What to produce:
Calculate how many lines in the following records hold the word "JSON", and report that number without comment.

Collected data entries:
* BEGIN *

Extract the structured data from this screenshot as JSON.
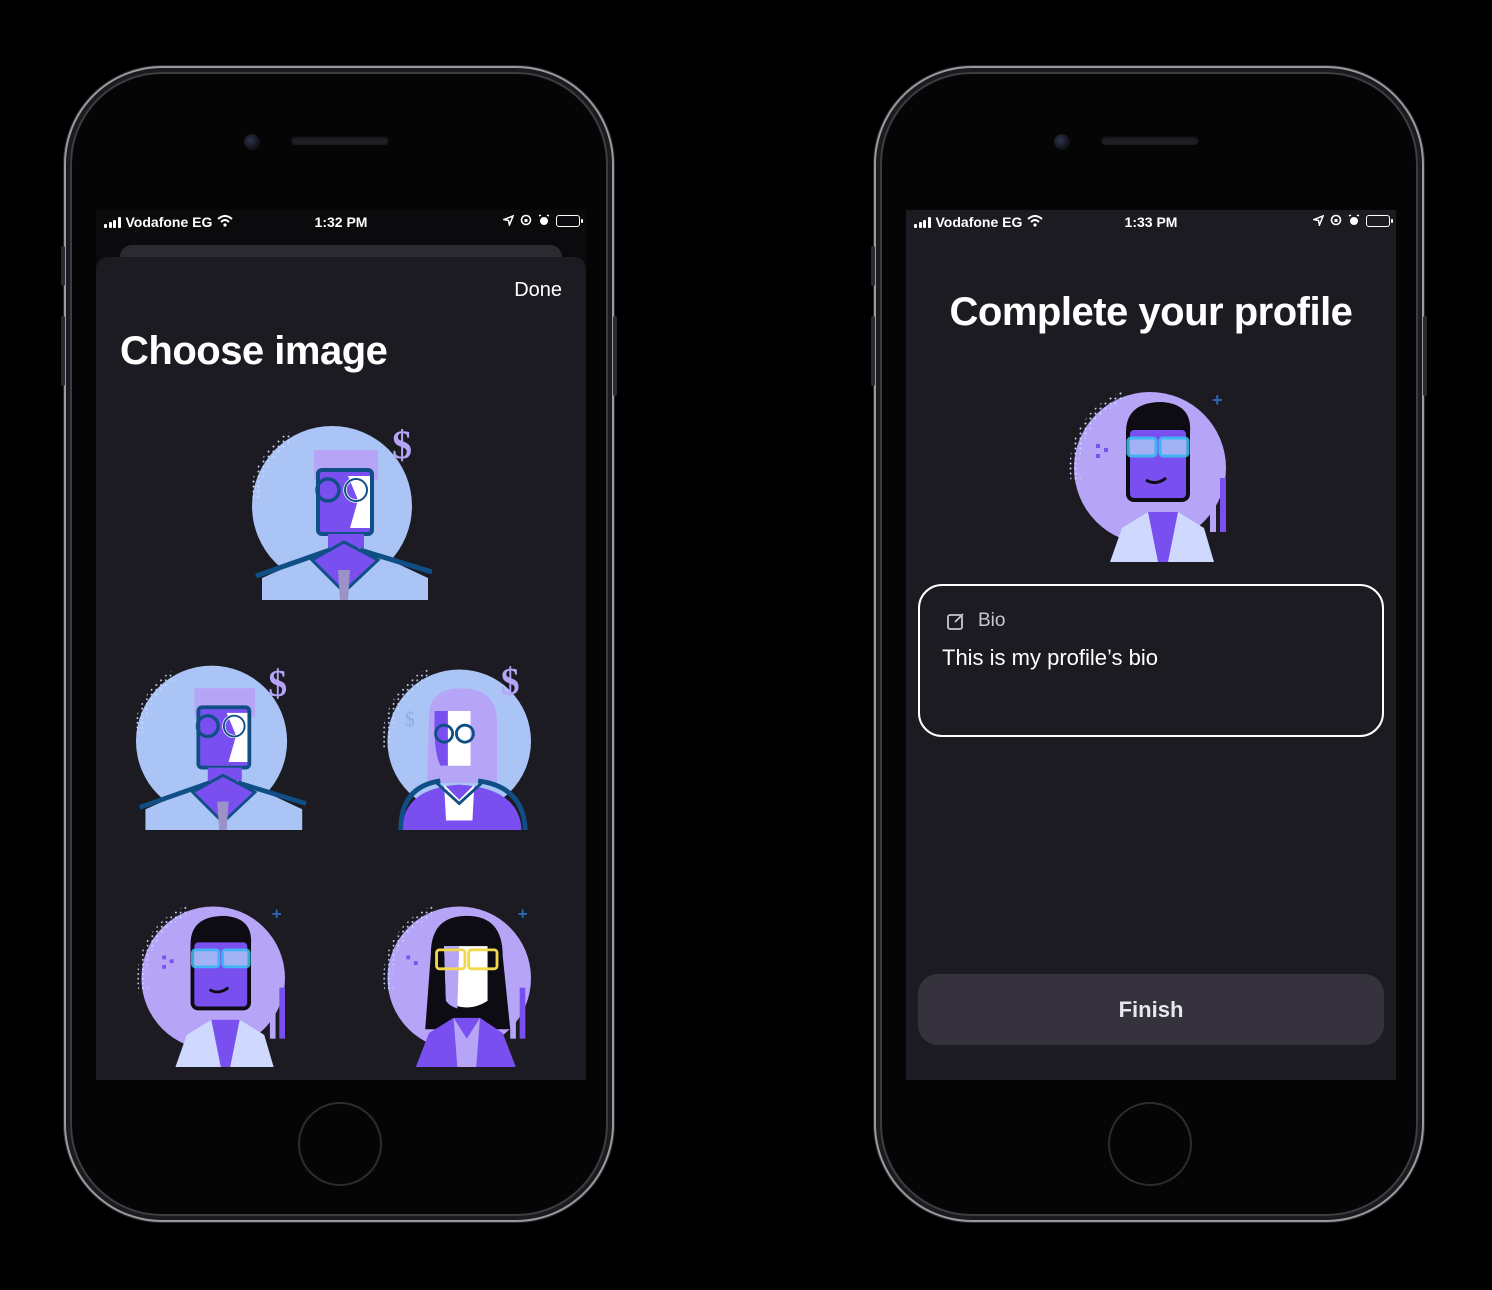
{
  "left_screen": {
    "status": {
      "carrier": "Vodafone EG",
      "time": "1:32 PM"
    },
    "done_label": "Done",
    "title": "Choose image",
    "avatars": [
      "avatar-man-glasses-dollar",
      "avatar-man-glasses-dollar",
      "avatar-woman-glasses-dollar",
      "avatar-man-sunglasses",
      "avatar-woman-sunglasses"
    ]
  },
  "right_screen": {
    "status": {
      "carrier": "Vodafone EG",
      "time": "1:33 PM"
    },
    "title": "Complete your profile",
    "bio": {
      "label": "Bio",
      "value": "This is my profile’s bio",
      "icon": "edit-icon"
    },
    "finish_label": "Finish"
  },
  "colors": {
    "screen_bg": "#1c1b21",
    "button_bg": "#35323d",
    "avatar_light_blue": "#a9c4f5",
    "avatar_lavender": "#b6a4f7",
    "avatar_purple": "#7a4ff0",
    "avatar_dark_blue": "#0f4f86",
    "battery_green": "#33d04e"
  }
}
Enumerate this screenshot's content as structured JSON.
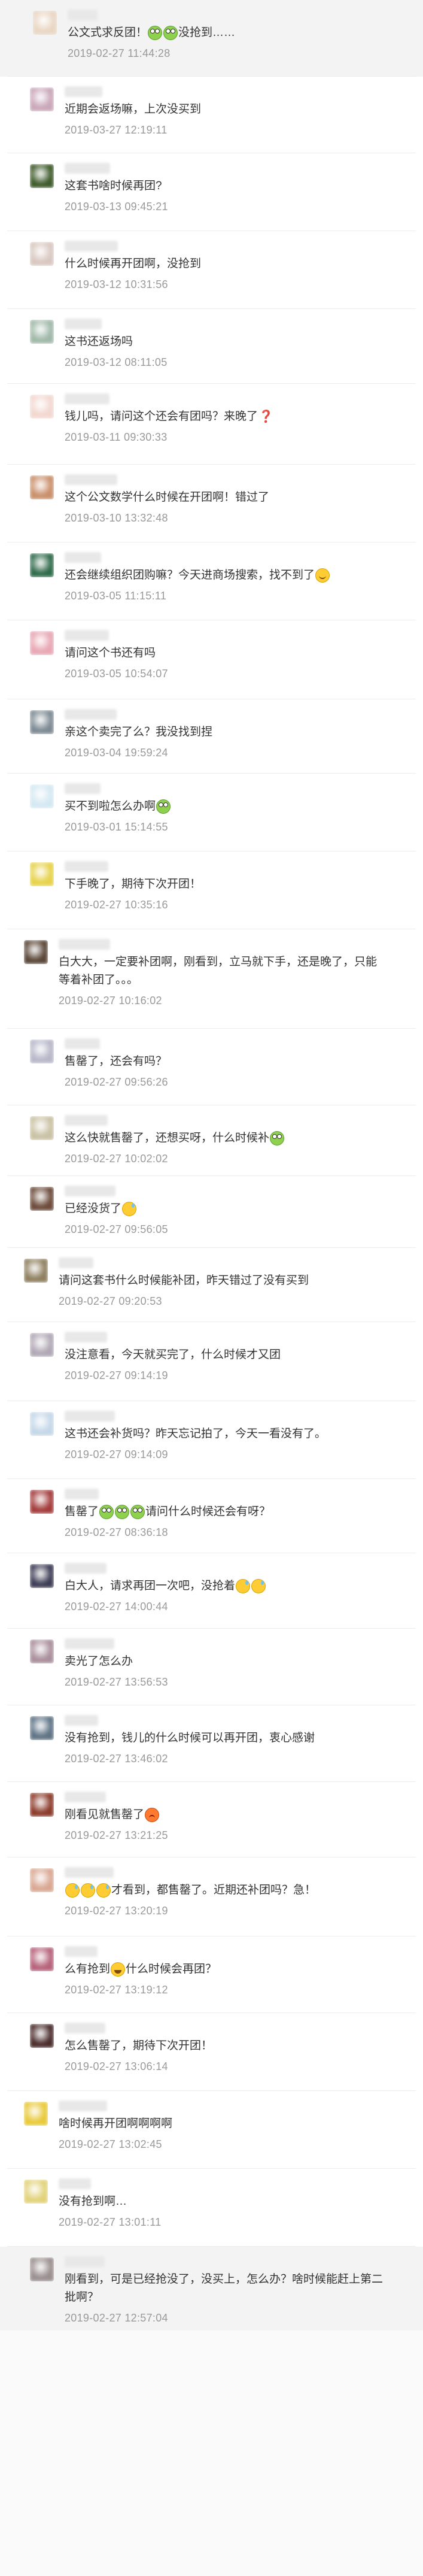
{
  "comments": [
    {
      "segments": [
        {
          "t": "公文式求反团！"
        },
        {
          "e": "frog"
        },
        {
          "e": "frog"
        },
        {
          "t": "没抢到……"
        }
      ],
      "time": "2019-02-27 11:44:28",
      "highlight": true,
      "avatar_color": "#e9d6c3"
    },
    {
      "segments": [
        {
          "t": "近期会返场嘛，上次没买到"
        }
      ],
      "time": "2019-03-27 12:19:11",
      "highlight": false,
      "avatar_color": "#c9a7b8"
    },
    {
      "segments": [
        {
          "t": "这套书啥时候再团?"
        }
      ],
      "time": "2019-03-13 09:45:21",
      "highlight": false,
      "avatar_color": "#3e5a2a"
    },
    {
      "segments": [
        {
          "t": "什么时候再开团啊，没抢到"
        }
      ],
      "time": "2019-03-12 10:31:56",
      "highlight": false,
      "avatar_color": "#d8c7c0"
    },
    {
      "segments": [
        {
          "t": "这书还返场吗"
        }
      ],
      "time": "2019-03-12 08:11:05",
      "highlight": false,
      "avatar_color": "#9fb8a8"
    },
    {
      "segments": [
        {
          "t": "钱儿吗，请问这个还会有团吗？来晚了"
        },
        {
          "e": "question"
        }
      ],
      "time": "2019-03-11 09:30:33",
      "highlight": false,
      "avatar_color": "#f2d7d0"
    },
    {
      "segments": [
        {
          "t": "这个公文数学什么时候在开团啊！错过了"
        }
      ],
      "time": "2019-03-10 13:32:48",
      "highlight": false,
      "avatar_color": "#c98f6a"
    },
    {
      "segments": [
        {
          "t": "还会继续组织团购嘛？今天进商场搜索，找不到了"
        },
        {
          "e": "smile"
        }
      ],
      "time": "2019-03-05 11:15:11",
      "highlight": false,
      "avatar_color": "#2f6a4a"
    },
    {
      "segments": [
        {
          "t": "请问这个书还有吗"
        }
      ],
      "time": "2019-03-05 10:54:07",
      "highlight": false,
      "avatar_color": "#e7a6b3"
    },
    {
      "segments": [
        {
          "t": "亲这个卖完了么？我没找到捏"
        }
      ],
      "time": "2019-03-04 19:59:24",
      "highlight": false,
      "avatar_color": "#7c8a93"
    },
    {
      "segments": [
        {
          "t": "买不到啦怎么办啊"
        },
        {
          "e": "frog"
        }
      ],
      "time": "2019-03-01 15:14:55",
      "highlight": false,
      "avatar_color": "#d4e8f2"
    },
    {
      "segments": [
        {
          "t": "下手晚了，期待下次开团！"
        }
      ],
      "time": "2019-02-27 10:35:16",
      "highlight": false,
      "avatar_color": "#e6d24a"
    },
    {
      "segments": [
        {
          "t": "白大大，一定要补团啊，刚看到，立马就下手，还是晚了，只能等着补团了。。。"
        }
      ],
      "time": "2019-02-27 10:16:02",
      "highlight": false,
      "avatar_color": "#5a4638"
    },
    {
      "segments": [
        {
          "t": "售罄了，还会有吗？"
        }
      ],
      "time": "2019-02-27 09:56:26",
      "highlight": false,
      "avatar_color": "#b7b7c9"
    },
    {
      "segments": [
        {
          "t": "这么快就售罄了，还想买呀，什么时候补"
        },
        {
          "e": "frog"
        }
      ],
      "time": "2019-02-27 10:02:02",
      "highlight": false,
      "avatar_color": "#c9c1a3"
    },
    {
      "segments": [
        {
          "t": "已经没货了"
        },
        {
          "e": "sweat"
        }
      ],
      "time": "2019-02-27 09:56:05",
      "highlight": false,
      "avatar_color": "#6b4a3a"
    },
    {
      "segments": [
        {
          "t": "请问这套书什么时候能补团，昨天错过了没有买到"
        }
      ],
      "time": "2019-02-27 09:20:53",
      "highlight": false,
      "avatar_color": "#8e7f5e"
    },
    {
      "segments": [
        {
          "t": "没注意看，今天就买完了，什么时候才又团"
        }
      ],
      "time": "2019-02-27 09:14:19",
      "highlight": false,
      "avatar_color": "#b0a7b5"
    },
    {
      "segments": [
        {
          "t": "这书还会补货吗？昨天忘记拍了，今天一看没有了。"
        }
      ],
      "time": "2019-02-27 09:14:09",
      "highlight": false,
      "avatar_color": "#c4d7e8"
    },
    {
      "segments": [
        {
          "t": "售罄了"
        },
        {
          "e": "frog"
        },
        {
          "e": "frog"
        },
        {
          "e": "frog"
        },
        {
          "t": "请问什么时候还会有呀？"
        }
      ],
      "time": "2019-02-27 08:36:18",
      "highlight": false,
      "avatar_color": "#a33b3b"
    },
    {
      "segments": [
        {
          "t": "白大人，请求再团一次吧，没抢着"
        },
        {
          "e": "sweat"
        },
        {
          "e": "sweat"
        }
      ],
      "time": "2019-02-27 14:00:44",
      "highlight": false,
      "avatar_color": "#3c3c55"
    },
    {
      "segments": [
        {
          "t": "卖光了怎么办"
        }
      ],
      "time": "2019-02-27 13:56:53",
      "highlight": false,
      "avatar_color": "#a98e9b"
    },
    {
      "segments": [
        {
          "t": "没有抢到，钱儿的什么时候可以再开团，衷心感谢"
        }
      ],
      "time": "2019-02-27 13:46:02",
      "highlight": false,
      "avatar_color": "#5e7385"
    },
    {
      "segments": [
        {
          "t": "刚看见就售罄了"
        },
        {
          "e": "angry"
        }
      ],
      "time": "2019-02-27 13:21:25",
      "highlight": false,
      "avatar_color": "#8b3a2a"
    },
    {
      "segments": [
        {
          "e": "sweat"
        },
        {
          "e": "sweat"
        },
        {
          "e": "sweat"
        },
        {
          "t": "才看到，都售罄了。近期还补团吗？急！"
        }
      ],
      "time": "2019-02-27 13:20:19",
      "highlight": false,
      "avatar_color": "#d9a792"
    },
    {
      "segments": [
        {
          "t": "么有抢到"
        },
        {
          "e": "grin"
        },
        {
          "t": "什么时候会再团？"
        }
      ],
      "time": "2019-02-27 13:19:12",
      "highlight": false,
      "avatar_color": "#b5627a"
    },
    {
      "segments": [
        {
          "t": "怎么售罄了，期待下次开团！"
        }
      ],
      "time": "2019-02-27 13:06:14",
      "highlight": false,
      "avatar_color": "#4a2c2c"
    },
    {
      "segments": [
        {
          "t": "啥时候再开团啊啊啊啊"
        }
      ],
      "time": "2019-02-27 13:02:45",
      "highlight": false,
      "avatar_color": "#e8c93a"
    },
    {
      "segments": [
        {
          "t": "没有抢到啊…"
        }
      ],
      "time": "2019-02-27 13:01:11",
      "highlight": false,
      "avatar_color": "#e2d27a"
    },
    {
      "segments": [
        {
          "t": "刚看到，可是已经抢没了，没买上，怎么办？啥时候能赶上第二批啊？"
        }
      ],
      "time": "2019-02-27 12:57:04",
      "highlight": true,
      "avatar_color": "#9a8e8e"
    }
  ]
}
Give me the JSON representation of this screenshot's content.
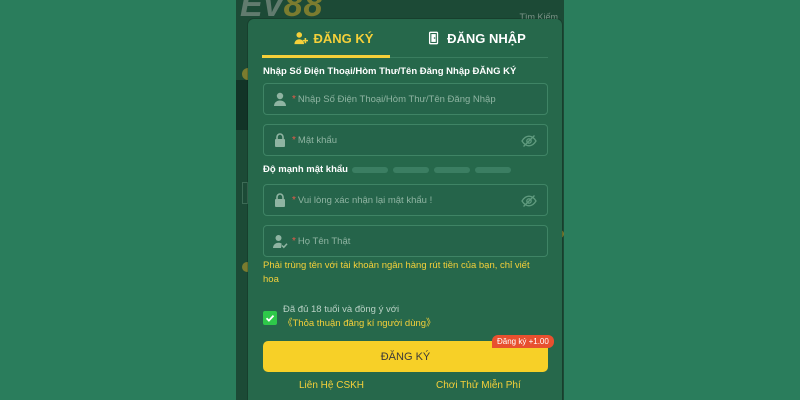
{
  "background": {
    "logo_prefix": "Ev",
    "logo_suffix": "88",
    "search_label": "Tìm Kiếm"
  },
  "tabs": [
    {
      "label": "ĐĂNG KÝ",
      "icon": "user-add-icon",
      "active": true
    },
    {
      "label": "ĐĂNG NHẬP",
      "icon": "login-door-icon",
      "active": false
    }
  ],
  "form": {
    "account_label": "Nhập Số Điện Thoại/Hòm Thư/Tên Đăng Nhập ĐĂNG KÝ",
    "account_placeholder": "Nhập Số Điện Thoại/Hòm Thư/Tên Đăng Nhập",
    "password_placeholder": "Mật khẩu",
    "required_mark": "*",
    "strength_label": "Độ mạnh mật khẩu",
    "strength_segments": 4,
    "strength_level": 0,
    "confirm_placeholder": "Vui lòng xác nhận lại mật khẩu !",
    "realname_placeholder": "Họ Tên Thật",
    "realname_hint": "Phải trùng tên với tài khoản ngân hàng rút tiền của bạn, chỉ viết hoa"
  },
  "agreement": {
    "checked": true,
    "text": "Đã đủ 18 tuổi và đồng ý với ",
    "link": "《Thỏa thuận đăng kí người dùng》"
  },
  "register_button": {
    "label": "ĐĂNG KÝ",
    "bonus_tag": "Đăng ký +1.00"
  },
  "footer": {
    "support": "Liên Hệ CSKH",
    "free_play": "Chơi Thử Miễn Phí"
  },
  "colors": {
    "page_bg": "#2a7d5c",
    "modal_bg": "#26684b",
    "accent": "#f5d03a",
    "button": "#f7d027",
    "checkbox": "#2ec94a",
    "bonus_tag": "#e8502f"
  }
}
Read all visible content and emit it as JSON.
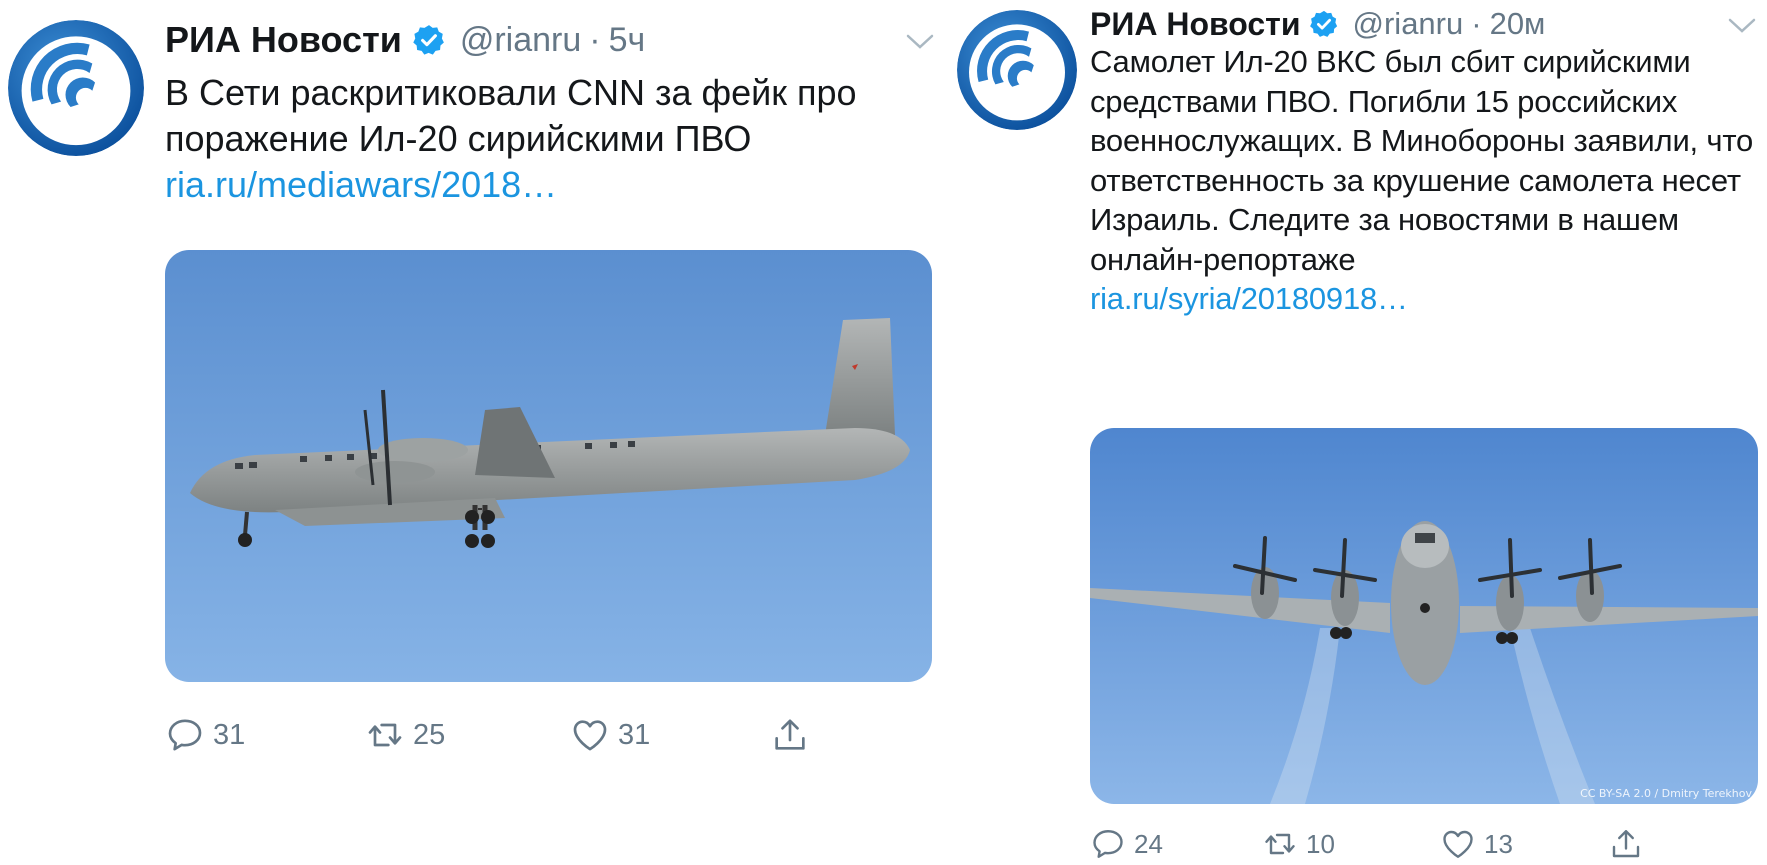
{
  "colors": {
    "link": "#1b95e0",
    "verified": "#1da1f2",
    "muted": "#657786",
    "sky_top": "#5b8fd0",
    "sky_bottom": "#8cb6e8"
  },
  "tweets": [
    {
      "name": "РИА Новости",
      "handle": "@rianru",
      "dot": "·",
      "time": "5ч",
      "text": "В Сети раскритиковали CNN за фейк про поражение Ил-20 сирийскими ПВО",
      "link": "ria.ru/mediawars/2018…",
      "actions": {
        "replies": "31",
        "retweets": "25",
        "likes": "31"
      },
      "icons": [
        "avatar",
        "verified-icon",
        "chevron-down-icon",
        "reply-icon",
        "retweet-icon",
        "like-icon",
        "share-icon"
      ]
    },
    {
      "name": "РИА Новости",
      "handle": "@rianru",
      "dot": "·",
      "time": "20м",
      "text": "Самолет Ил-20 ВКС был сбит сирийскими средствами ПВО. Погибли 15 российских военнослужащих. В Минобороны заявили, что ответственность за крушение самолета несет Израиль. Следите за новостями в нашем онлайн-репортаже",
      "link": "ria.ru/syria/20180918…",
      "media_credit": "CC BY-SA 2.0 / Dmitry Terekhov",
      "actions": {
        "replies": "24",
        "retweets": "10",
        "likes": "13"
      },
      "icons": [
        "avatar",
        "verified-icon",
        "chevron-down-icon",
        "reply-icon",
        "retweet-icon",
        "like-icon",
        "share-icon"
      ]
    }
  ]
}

* END *

Solution for this problem:
4